▶ Required task 1: Reproduce the stretch of the records from the line containing "chevron-down-icon[interactable]: ▼ bbox=[479, 124, 486, 134]" through the line containing "find-more-suffix: preferences. bbox=[545, 150, 605, 165]", both included, and nothing else.

▶ Source extract:
____________

New Retail Project – Special Exception for the Proposed 185 Site Luxury RV Park Denied – For the Record


New Retail Project

Nov 8, 2021.  Nashville responsible for changing the zoning to B3 when the property was annexed. Per the County Planning Department, “Legislative bodies (in this case the Town Council) have the power to change zoning designations during Annexation procedures without input from the Plan Commission.”

  • This begs the question: What was the process used by the council to make this change? What was the legal basis and required steps? Were public meetings held? Were neighbors notified? Is documentation available?

Nov 4, 2021.  Nashville Technical Review Committee — 1 p.m., Town Hall. Agenda includes review of new buildings project by Stephen Alexander at 1415 East Old State Road 46.

  • DRC/Technical Review Board Meeting – Notes. The developers will be putting in two retail buildings in separate locations on the property and a swimming pool. No specifics on the type of retail were provided. The design will be a “Farmstead Look.” The building will be on the north side of Salt Creek in a “Flood Fringe area. Per the town, they can be hooked up to the sewers. And before getting building permits, they will have to meet all requirements to include  flood-way related issues. Not much anyone can do regarding the development. One of the buildings will be 3,700 sq.ft. and the other 4,000. Utility building is 1500 sq.ft.
  • BCM Facebook Post on the topic

Nov 2, 2021. Zoning boards approve, deny different tourism attractions By Staff Reports 

  • …   the Brown County Board of Zoning Appeals denied a special exception to allow a 185 spot luxury RV campground.

    The Salmon Room at the Brown County Office Building was full on Oct. 27 with around 40 residents.

    Over an hour 23 residents spoke against the proposed project with most of them living on or owning property near the proposed park area in a field off of Old State Road 46 near the intersection of Clay Lick Road.

    The petitioner, Stephen Alexander, was requesting a special exception for a private recreational development on 20 acres of his 71.76 acre parcel.

    The property is located within town limits and is zoned business (B3), which is a service and warehouse business use designation. Under that zoning all general business uses are allowed along with a commercial parking structure, car sales room, drive-in restaurants, storage warehouse, filling station and tourist home, according to the town’s zoning ordinance.

    The property is also in the floodway. Alexander has owned the field where the proposed park was going to go for 30 years.

____________

▶ Records:
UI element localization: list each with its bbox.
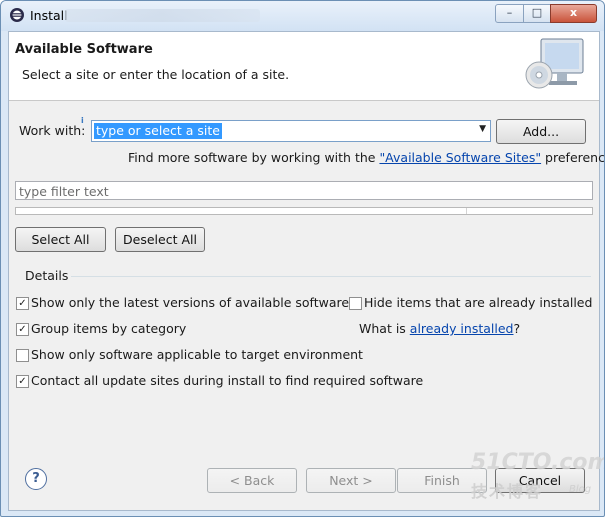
chevron-down-icon[interactable]: ▼ bbox=[479, 124, 486, 134]
install-window: Install – □ x Available Software Select … bbox=[0, 0, 605, 517]
hide-installed-checkbox[interactable] bbox=[349, 297, 362, 310]
available-software-sites-link[interactable]: "Available Software Sites" bbox=[379, 150, 541, 165]
already-installed-link[interactable]: already installed bbox=[410, 321, 514, 336]
next-button[interactable]: Next > bbox=[306, 468, 396, 493]
find-more-suffix: preferences. bbox=[545, 150, 605, 165]
what-is-installed-text: What is already installed? bbox=[359, 321, 520, 336]
what-is-suffix: ? bbox=[513, 321, 521, 336]
find-more-text: Find more software by working with the "… bbox=[128, 150, 605, 165]
title-bar[interactable]: Install – □ x bbox=[1, 1, 604, 31]
add-button[interactable]: Add... bbox=[496, 119, 586, 144]
what-is-prefix: What is bbox=[359, 321, 410, 336]
filter-input[interactable]: type filter text bbox=[15, 181, 593, 200]
dialog-body: Available Software Select a site or ente… bbox=[8, 31, 604, 511]
details-divider bbox=[71, 276, 591, 277]
column-divider bbox=[466, 208, 467, 214]
select-all-button[interactable]: Select All bbox=[15, 227, 106, 252]
watermark-site: 51CTO.com bbox=[471, 450, 605, 475]
close-button[interactable]: x bbox=[550, 4, 597, 23]
work-with-label: Work with: bbox=[19, 123, 86, 138]
software-list[interactable] bbox=[15, 207, 593, 215]
work-with-value[interactable]: type or select a site bbox=[94, 123, 222, 139]
watermark-blog: Blog bbox=[569, 484, 592, 495]
help-icon[interactable]: ? bbox=[25, 468, 47, 490]
group-by-category-label: Group items by category bbox=[31, 321, 187, 336]
page-subtitle: Select a site or enter the location of a… bbox=[22, 67, 290, 82]
page-title: Available Software bbox=[15, 42, 153, 57]
group-by-category-checkbox[interactable]: ✓ bbox=[16, 323, 29, 336]
maximize-button[interactable]: □ bbox=[523, 4, 551, 23]
latest-versions-label: Show only the latest versions of availab… bbox=[31, 295, 350, 310]
blurred-title-text bbox=[65, 9, 260, 22]
find-more-prefix: Find more software by working with the bbox=[128, 150, 380, 165]
watermark-blog-cn: 技术博客 bbox=[471, 482, 544, 501]
deselect-all-button[interactable]: Deselect All bbox=[115, 227, 205, 252]
hide-installed-label: Hide items that are already installed bbox=[364, 295, 593, 310]
window-title: Install bbox=[30, 8, 68, 23]
contact-sites-label: Contact all update sites during install … bbox=[31, 373, 424, 388]
dialog-header: Available Software Select a site or ente… bbox=[9, 32, 599, 101]
latest-versions-checkbox[interactable]: ✓ bbox=[16, 297, 29, 310]
info-icon: i bbox=[81, 116, 84, 125]
target-environment-checkbox[interactable] bbox=[16, 349, 29, 362]
minimize-button[interactable]: – bbox=[495, 4, 524, 23]
target-environment-label: Show only software applicable to target … bbox=[31, 347, 363, 362]
work-with-combo[interactable]: type or select a site ▼ bbox=[91, 120, 491, 142]
contact-sites-checkbox[interactable]: ✓ bbox=[16, 375, 29, 388]
monitor-cd-icon bbox=[525, 38, 584, 89]
back-button[interactable]: < Back bbox=[207, 468, 297, 493]
eclipse-icon bbox=[10, 8, 24, 22]
details-legend: Details bbox=[23, 268, 71, 283]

____________

▶ Required task 2: Continue the text on the Nashville retail project and denied RV park from its last line.

▶ Written response 1:
chevron-down-icon[interactable]: ▼ bbox=[479, 124, 486, 134]
install-window: Install – □ x Available Software Select … bbox=[0, 0, 605, 517]
hide-installed-checkbox[interactable] bbox=[349, 297, 362, 310]
available-software-sites-link[interactable]: "Available Software Sites" bbox=[379, 150, 541, 165]
already-installed-link[interactable]: already installed bbox=[410, 321, 514, 336]
next-button[interactable]: Next > bbox=[306, 468, 396, 493]
find-more-suffix: preferences. bbox=[545, 150, 605, 165]

▶ Written response 2:
    Proposed “new buildings” at Alexander’s Old 46 property are on the agenda for project review at the Nashville Technical Review Committee this Thursday, Nov. 4. The meeting is at 1 p.m. in the Nashville Town Hall, 200 Commercial Street.


Oct 29, 2021. I checked with the County Planning Office. They are the ones that approve any building permits in the B3 Zone. They provided the following information:

  • A few uses would not require building permits such as creating a public park with no structures. Any use that is considered development in the Floodplain (Fringe areas) would need local floodplain permits. Development in areas of the Floodway district would require permits from the DNR Water Division and local Floodplain Permits. Any structures over 400 square feet to be placed in the FF or FW would have to meet elevation requirements with the lowest floor being elevated to at least 2 feet above base flood elevation (BFE) or for commercial buildings, floodproofed by either elevation or mechanical means. In addition to floodplain permits and building permits for structures, the Nashville DRC would be involved in granting or denying certificates of appropriateness.

    Building permit questions to Lonnie Farlee if you wish to ask about code requirements for commercial buildings.

    Nashville also has a floodplain ordinance in Town Jurisdiction.

Oct 27, 2021. BZA Meeting. Unanimous NO vote. Brown  County residents at their finest provide “expert testimony” as to the issues and harmful impacts associated with this development.
  • If the BZA did not approve the special exception, developer threatened a “Plan B” where he could support projects that comply with the existing Gneral Business (GB) B3 Zoning – Service and Warehouse Business Use, without needing BZA Approval.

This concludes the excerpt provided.